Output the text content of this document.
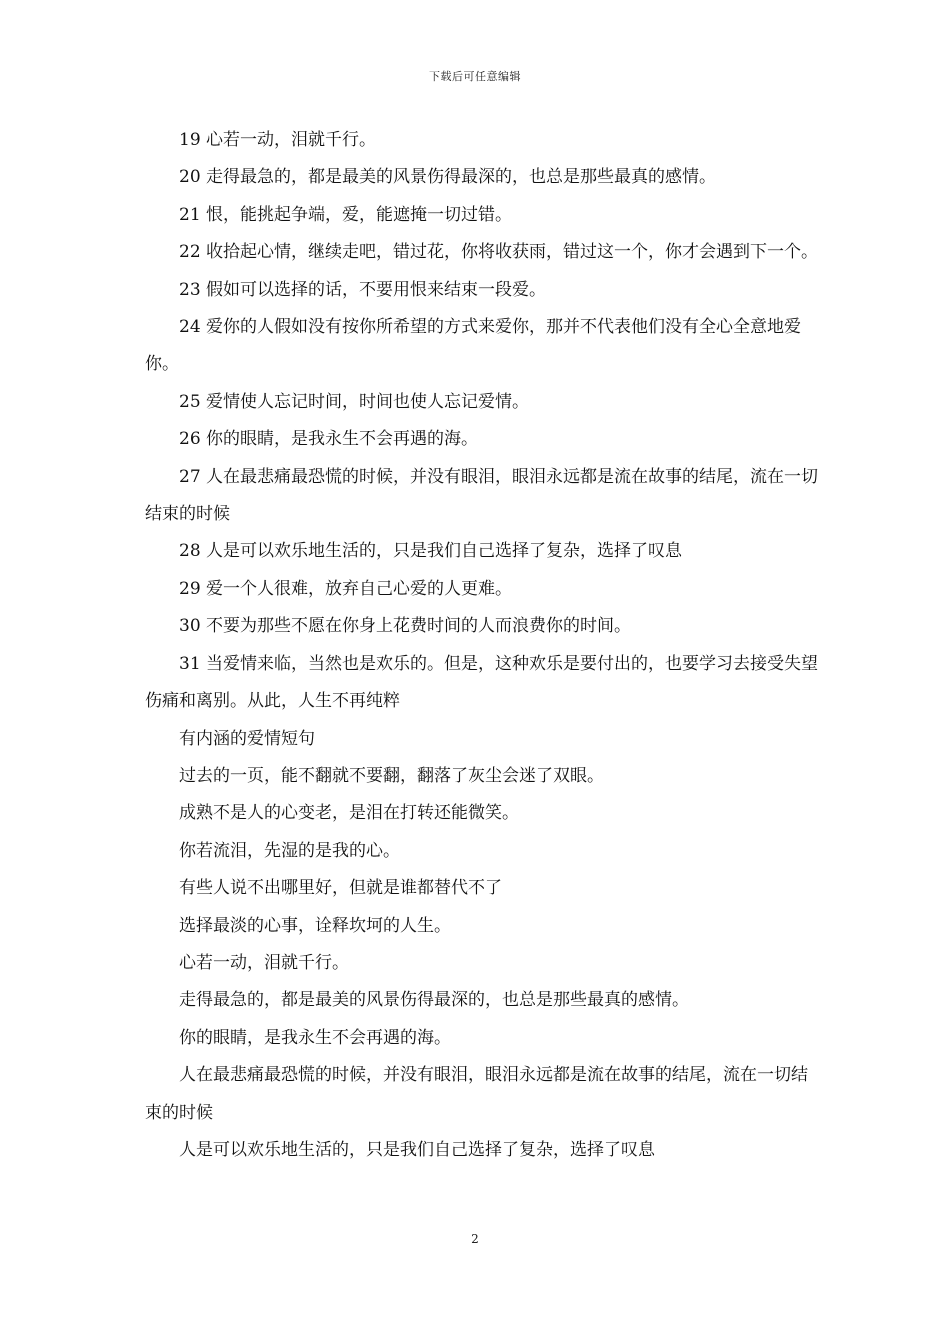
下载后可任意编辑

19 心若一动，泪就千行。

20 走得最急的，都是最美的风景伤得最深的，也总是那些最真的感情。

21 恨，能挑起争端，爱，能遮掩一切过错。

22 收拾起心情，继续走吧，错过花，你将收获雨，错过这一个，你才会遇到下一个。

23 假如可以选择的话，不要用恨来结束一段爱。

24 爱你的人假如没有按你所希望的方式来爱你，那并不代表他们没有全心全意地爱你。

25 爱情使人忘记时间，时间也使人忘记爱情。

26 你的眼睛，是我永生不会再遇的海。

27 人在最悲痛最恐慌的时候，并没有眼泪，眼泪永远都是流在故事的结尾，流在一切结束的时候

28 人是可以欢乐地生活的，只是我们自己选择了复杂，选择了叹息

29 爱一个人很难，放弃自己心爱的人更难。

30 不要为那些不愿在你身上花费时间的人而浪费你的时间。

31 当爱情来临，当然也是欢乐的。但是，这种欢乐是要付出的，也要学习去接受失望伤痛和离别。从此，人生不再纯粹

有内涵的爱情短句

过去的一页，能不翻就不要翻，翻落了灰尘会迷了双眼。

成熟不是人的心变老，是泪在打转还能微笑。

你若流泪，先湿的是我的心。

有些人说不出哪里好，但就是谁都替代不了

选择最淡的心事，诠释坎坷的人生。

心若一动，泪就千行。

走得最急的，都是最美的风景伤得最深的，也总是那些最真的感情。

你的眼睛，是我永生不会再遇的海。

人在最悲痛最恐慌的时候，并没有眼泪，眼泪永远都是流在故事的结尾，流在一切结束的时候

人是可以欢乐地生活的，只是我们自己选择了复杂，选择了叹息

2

**********

The task>
Restate the data above exactly, stripping out each image.

Solution for this exercise>
Output the text content of this document.
下载后可任意编辑

19 心若一动，泪就千行。

20 走得最急的，都是最美的风景伤得最深的，也总是那些最真的感情。

21 恨，能挑起争端，爱，能遮掩一切过错。

22 收拾起心情，继续走吧，错过花，你将收获雨，错过这一个，你才会遇到下一个。

23 假如可以选择的话，不要用恨来结束一段爱。

24 爱你的人假如没有按你所希望的方式来爱你，那并不代表他们没有全心全意地爱你。

25 爱情使人忘记时间，时间也使人忘记爱情。

26 你的眼睛，是我永生不会再遇的海。

27 人在最悲痛最恐慌的时候，并没有眼泪，眼泪永远都是流在故事的结尾，流在一切结束的时候

28 人是可以欢乐地生活的，只是我们自己选择了复杂，选择了叹息

29 爱一个人很难，放弃自己心爱的人更难。

30 不要为那些不愿在你身上花费时间的人而浪费你的时间。

31 当爱情来临，当然也是欢乐的。但是，这种欢乐是要付出的，也要学习去接受失望伤痛和离别。从此，人生不再纯粹

有内涵的爱情短句

过去的一页，能不翻就不要翻，翻落了灰尘会迷了双眼。

成熟不是人的心变老，是泪在打转还能微笑。

你若流泪，先湿的是我的心。

有些人说不出哪里好，但就是谁都替代不了

选择最淡的心事，诠释坎坷的人生。

心若一动，泪就千行。

走得最急的，都是最美的风景伤得最深的，也总是那些最真的感情。

你的眼睛，是我永生不会再遇的海。

人在最悲痛最恐慌的时候，并没有眼泪，眼泪永远都是流在故事的结尾，流在一切结束的时候

人是可以欢乐地生活的，只是我们自己选择了复杂，选择了叹息

2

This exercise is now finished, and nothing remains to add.